● **Exercise input**

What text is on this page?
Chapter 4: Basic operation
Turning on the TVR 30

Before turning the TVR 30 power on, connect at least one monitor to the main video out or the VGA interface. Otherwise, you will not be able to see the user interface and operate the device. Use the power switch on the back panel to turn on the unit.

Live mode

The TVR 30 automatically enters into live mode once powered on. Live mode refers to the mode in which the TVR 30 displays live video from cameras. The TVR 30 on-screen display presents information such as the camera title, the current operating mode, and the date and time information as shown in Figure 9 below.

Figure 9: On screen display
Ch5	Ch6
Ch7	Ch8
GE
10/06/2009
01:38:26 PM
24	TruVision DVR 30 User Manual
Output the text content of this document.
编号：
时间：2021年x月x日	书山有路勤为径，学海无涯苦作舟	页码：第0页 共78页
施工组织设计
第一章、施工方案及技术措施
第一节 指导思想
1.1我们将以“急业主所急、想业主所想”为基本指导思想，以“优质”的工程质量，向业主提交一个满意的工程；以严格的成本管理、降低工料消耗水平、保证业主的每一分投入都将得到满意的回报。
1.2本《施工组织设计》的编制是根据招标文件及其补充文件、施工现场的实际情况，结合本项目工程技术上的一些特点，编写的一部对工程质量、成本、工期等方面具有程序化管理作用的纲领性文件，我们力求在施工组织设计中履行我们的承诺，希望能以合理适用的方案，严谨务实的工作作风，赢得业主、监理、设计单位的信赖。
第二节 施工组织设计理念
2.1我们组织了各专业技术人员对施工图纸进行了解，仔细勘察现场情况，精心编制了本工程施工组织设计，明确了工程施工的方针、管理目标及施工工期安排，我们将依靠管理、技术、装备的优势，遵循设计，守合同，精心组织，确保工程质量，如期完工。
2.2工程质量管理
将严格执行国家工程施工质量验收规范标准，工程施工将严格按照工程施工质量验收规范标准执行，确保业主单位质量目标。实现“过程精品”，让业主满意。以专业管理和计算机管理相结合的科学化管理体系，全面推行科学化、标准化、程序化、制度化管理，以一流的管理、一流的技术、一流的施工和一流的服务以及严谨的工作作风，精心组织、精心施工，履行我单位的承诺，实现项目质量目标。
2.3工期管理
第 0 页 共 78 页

● **What to produce**
All of the entries must be written out exactly as they stand.

● **Solved exercise**
What text is on this page?
Chapter 4: Basic operation
Turning on the TVR 30

Before turning the TVR 30 power on, connect at least one monitor to the main video out or the VGA interface. Otherwise, you will not be able to see the user interface and operate the device. Use the power switch on the back panel to turn on the unit.

Live mode

The TVR 30 automatically enters into live mode once powered on. Live mode refers to the mode in which the TVR 30 displays live video from cameras. The TVR 30 on-screen display presents information such as the camera title, the current operating mode, and the date and time information as shown in Figure 9 below.

Figure 9: On screen display
Ch5	Ch6
Ch7	Ch8
GE
10/06/2009
01:38:26 PM
24	TruVision DVR 30 User Manual
Output the text content of this document.
编号：
时间：2021年x月x日	书山有路勤为径，学海无涯苦作舟	页码：第0页 共78页
施工组织设计
第一章、施工方案及技术措施
第一节 指导思想
1.1我们将以“急业主所急、想业主所想”为基本指导思想，以“优质”的工程质量，向业主提交一个满意的工程；以严格的成本管理、降低工料消耗水平、保证业主的每一分投入都将得到满意的回报。
1.2本《施工组织设计》的编制是根据招标文件及其补充文件、施工现场的实际情况，结合本项目工程技术上的一些特点，编写的一部对工程质量、成本、工期等方面具有程序化管理作用的纲领性文件，我们力求在施工组织设计中履行我们的承诺，希望能以合理适用的方案，严谨务实的工作作风，赢得业主、监理、设计单位的信赖。
第二节 施工组织设计理念
2.1我们组织了各专业技术人员对施工图纸进行了解，仔细勘察现场情况，精心编制了本工程施工组织设计，明确了工程施工的方针、管理目标及施工工期安排，我们将依靠管理、技术、装备的优势，遵循设计，守合同，精心组织，确保工程质量，如期完工。
2.2工程质量管理
将严格执行国家工程施工质量验收规范标准，工程施工将严格按照工程施工质量验收规范标准执行，确保业主单位质量目标。实现“过程精品”，让业主满意。以专业管理和计算机管理相结合的科学化管理体系，全面推行科学化、标准化、程序化、制度化管理，以一流的管理、一流的技术、一流的施工和一流的服务以及严谨的工作作风，精心组织、精心施工，履行我单位的承诺，实现项目质量目标。
2.3工期管理
第 0 页 共 78 页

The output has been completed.